(Document text Opens)

Alexey Kardashevskiy <aik@ozlabs.ru> writes:
tl;dr: This allows Big Endian zImage booting via -kernel + x-vof=on.
QEMU loads the kernel at 0x400000 by default which works most of
the time as Linux kernels are relocatable, 64bit and compiled with "-pie"
(position independent code). This works for a little endian zImage too.
However a big endian zImage is compiled without -pie, is 32bit, linked to
0x4000000 so current QEMU ends up loading it at
0x4400000 but keeps spapr->kernel_addr unchanged so booting fails.
This uses the kernel address returned from load_elf().
If the default kernel_addr is used, there is no change in behavior (as
translate_kernel_address() takes care of this), which is:
LE/BE vmlinux and LE zImage boot, BE zImage does not.
If the VM created with "-machine kernel-addr=0,x-vof=on", then QEMU
prints a warning and BE zImage boots.
I think we can fix this without needing a different command line for BE
zImage (apart from x-vof, which is a separate matter).
If you look at translate_kernel_address, it cannot really work when the
ELF PhysAddr is != 0. We would always hit this sort of 0x4400000 issue,
so if we fix that function like this...
static uint64_t translate_kernel_address(void *opaque, uint64_t addr)
{
SpaprMachineState *spapr = opaque;
return addr ? addr : spapr->kernel_addr;
}
@@ -2988,6 +2990,12 @@ static void spapr_machine_init(MachineState *machine)
exit(1);
}
+ if (spapr->kernel_addr != loaded_addr) {
This could be:
if (spapr->kernel_addr == KERNEL_LOAD_ADDR &&
spapr->kernel_addr != loaded_addr) {
So the precedence would be:
1- ELF PhysAddr, if != 0. After all, that is what it's for. BE zImage
falls here;
2- KERNEL_LOAD_ADDR. Via translate_kernel_address, LE/BE vmlinux fall
here;
3- kernel_addr. The user is probably hacking something, just use what
they gave us. QEMU will yell if they load the kernel over the fw.

(Document text Closes)

**Prompt 1**
In the QEMU patch discussion, at what address does QEMU load the kernel by default?
**Prompt 2**
Rewrite the QEMU patch discussion starting with "Alexey Kardashevskiy <aik@ozlabs.ru>" and going on through "returned from load_elf().", with "zImage" changed to "boot image".
You won't need the rows.

(Extracted entries Opens)

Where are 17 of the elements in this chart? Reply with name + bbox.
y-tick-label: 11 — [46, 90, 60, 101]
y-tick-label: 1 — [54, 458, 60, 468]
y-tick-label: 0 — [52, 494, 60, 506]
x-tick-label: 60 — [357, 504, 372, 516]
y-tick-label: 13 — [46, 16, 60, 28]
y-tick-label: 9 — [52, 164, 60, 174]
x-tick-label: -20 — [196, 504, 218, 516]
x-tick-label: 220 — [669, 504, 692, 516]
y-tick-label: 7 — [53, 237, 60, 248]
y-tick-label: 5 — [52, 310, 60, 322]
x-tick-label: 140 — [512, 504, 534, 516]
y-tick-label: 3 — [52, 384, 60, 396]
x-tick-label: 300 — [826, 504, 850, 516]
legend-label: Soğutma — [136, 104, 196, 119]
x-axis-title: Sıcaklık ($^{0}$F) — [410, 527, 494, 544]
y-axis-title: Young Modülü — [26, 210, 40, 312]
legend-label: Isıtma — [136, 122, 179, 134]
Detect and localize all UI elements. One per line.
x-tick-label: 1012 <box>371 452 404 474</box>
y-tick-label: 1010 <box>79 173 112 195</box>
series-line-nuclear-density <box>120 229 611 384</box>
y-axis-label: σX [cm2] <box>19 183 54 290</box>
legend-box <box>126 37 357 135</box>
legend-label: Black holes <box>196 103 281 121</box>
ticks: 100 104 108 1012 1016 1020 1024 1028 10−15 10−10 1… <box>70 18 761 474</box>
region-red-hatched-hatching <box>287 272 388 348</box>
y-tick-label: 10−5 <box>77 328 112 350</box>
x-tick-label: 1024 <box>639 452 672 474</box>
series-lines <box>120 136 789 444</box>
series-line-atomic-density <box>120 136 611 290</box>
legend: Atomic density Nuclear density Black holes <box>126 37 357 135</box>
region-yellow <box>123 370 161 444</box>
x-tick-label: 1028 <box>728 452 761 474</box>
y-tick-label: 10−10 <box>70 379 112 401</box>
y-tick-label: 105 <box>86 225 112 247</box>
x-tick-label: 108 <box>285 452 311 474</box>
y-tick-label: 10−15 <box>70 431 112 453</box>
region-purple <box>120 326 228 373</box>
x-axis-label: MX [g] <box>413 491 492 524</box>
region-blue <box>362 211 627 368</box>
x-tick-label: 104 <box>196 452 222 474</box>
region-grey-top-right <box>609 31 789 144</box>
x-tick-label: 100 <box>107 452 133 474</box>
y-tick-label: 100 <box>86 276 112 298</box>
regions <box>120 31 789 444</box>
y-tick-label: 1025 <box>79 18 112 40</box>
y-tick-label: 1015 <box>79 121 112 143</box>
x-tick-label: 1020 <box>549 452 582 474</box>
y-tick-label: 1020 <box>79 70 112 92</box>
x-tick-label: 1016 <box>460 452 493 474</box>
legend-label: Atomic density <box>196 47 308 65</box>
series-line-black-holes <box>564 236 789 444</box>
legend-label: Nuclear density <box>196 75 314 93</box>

(Extracted entries Closes)

**Written response 1**
0x400000

**Written response 2**
Alexey Kardashevskiy <aik@ozlabs.ru> writes:
tl;dr: This allows Big Endian boot image booting via -kernel + x-vof=on.
QEMU loads the kernel at 0x400000 by default which works most of
the time as Linux kernels are relocatable, 64bit and compiled with "-pie"
(position independent code). This works for a little endian boot image too.
However a big endian boot image is compiled without -pie, is 32bit, linked to
0x4000000 so current QEMU ends up loading it at
0x4400000 but keeps spapr->kernel_addr unchanged so booting fails.
This uses the kernel address returned from load_elf().